Your copy of the material must match it exactly, except that pictures are dropped.

_____

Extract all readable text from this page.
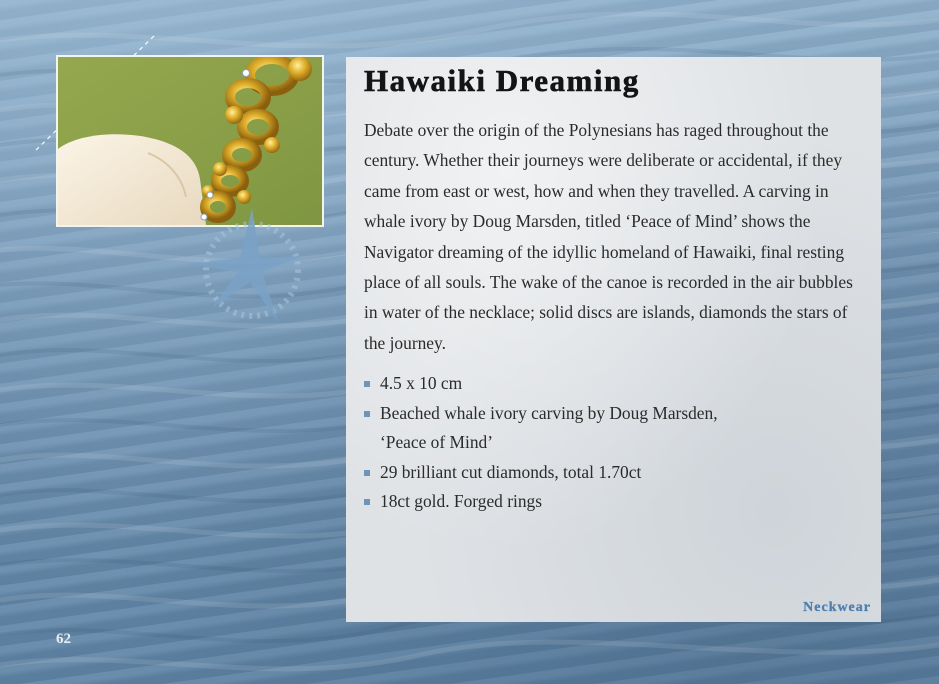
Hawaiki Dreaming

Debate over the origin of the Polynesians has raged throughout the century. Whether their journeys were deliberate or accidental, if they came from east or west, how and when they travelled. A carving in whale ivory by Doug Marsden, titled ‘Peace of Mind’ shows the Navigator dreaming of the idyllic homeland of Hawaiki, final resting place of all souls. The wake of the canoe is recorded in the air bubbles in water of the necklace; solid discs are islands, diamonds the stars of the journey.

4.5 x 10 cm
Beached whale ivory carving by Doug Marsden,
‘Peace of Mind’
29 brilliant cut diamonds, total 1.70ct
18ct gold. Forged rings
Neckwear
62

_____

■ **Task response**:
Extract all readable text from this page.
Hawaiki Dreaming

Debate over the origin of the Polynesians has raged throughout the century. Whether their journeys were deliberate or accidental, if they came from east or west, how and when they travelled. A carving in whale ivory by Doug Marsden, titled ‘Peace of Mind’ shows the Navigator dreaming of the idyllic homeland of Hawaiki, final resting place of all souls. The wake of the canoe is recorded in the air bubbles in water of the necklace; solid discs are islands, diamonds the stars of the journey.

4.5 x 10 cm
Beached whale ivory carving by Doug Marsden,
‘Peace of Mind’
29 brilliant cut diamonds, total 1.70ct
18ct gold. Forged rings
Neckwear
62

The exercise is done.